Records for the task:
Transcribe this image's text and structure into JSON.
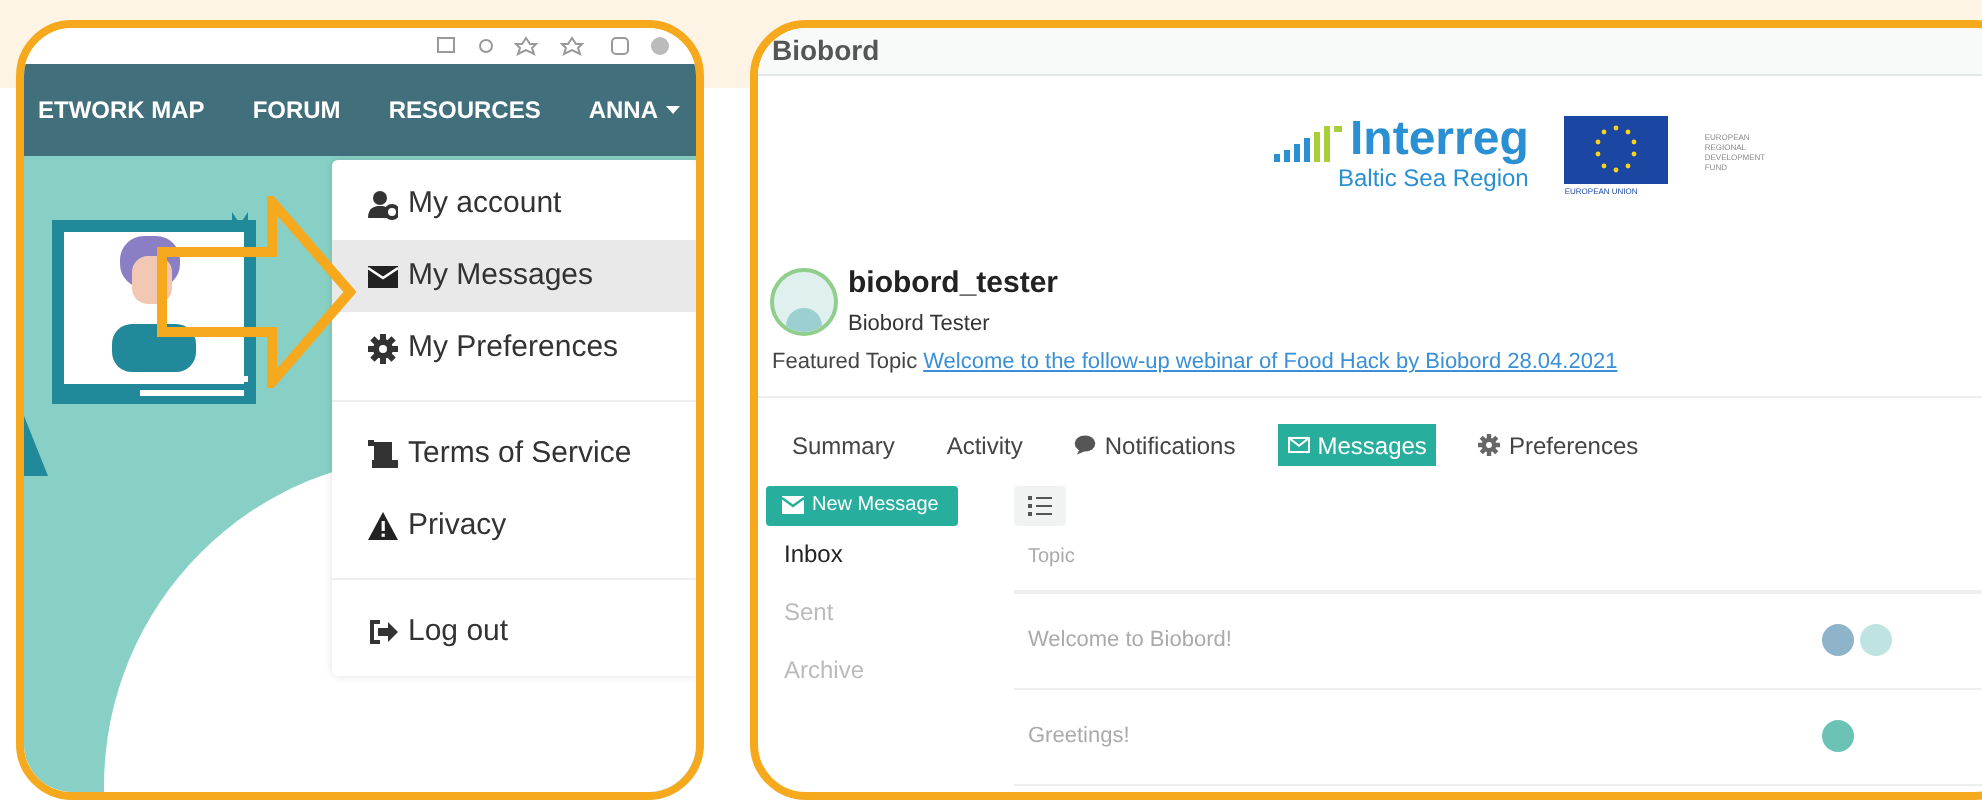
{
  "left_panel": {
    "nav": [
      {
        "label": "ETWORK MAP",
        "dropdown": false
      },
      {
        "label": "FORUM",
        "dropdown": false
      },
      {
        "label": "RESOURCES",
        "dropdown": false
      },
      {
        "label": "ANNA",
        "dropdown": true
      }
    ],
    "menu_groups": [
      [
        {
          "kind": "account",
          "label": "My account",
          "selected": false
        },
        {
          "kind": "messages",
          "label": "My Messages",
          "selected": true
        },
        {
          "kind": "preferences",
          "label": "My Preferences",
          "selected": false
        }
      ],
      [
        {
          "kind": "terms",
          "label": "Terms of Service",
          "selected": false
        },
        {
          "kind": "privacy",
          "label": "Privacy",
          "selected": false
        }
      ],
      [
        {
          "kind": "logout",
          "label": "Log out",
          "selected": false
        }
      ]
    ]
  },
  "right_panel": {
    "title": "Biobord",
    "interreg_logo": {
      "name": "Interreg",
      "region": "Baltic Sea Region"
    },
    "eu_logo": {
      "caption": "EUROPEAN UNION",
      "fund_lines": [
        "EUROPEAN",
        "REGIONAL",
        "DEVELOPMENT",
        "FUND"
      ]
    },
    "profile": {
      "username": "biobord_tester",
      "full_name": "Biobord Tester",
      "featured_label": "Featured Topic",
      "featured_link": "Welcome to the follow-up webinar of Food Hack by Biobord 28.04.2021"
    },
    "tabs": [
      {
        "kind": "plain",
        "label": "Summary",
        "selected": false
      },
      {
        "kind": "plain",
        "label": "Activity",
        "selected": false
      },
      {
        "kind": "notifications",
        "label": "Notifications",
        "selected": false
      },
      {
        "kind": "messages",
        "label": "Messages",
        "selected": true
      },
      {
        "kind": "preferences",
        "label": "Preferences",
        "selected": false
      }
    ],
    "new_message_button": "New Message",
    "folders": [
      {
        "label": "Inbox",
        "selected": true
      },
      {
        "label": "Sent",
        "selected": false
      },
      {
        "label": "Archive",
        "selected": false
      }
    ],
    "table": {
      "columns": [
        "Topic"
      ],
      "rows": [
        {
          "topic": "Welcome to Biobord!",
          "avatars": [
            {
              "color": "#8fb3c9"
            },
            {
              "color": "#bfe3e0"
            }
          ]
        },
        {
          "topic": "Greetings!",
          "avatars": [
            {
              "color": "#6cc2b4"
            }
          ]
        }
      ]
    }
  }
}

Stated problem: Without the pictures, repeat the listing above exactly.

Correct result:
Transcribe this image's text and structure into JSON.
{
  "left_panel": {
    "nav": [
      {
        "label": "ETWORK MAP",
        "dropdown": false
      },
      {
        "label": "FORUM",
        "dropdown": false
      },
      {
        "label": "RESOURCES",
        "dropdown": false
      },
      {
        "label": "ANNA",
        "dropdown": true
      }
    ],
    "menu_groups": [
      [
        {
          "kind": "account",
          "label": "My account",
          "selected": false
        },
        {
          "kind": "messages",
          "label": "My Messages",
          "selected": true
        },
        {
          "kind": "preferences",
          "label": "My Preferences",
          "selected": false
        }
      ],
      [
        {
          "kind": "terms",
          "label": "Terms of Service",
          "selected": false
        },
        {
          "kind": "privacy",
          "label": "Privacy",
          "selected": false
        }
      ],
      [
        {
          "kind": "logout",
          "label": "Log out",
          "selected": false
        }
      ]
    ]
  },
  "right_panel": {
    "title": "Biobord",
    "interreg_logo": {
      "name": "Interreg",
      "region": "Baltic Sea Region"
    },
    "eu_logo": {
      "caption": "EUROPEAN UNION",
      "fund_lines": [
        "EUROPEAN",
        "REGIONAL",
        "DEVELOPMENT",
        "FUND"
      ]
    },
    "profile": {
      "username": "biobord_tester",
      "full_name": "Biobord Tester",
      "featured_label": "Featured Topic",
      "featured_link": "Welcome to the follow-up webinar of Food Hack by Biobord 28.04.2021"
    },
    "tabs": [
      {
        "kind": "plain",
        "label": "Summary",
        "selected": false
      },
      {
        "kind": "plain",
        "label": "Activity",
        "selected": false
      },
      {
        "kind": "notifications",
        "label": "Notifications",
        "selected": false
      },
      {
        "kind": "messages",
        "label": "Messages",
        "selected": true
      },
      {
        "kind": "preferences",
        "label": "Preferences",
        "selected": false
      }
    ],
    "new_message_button": "New Message",
    "folders": [
      {
        "label": "Inbox",
        "selected": true
      },
      {
        "label": "Sent",
        "selected": false
      },
      {
        "label": "Archive",
        "selected": false
      }
    ],
    "table": {
      "columns": [
        "Topic"
      ],
      "rows": [
        {
          "topic": "Welcome to Biobord!",
          "avatars": [
            {
              "color": "#8fb3c9"
            },
            {
              "color": "#bfe3e0"
            }
          ]
        },
        {
          "topic": "Greetings!",
          "avatars": [
            {
              "color": "#6cc2b4"
            }
          ]
        }
      ]
    }
  }
}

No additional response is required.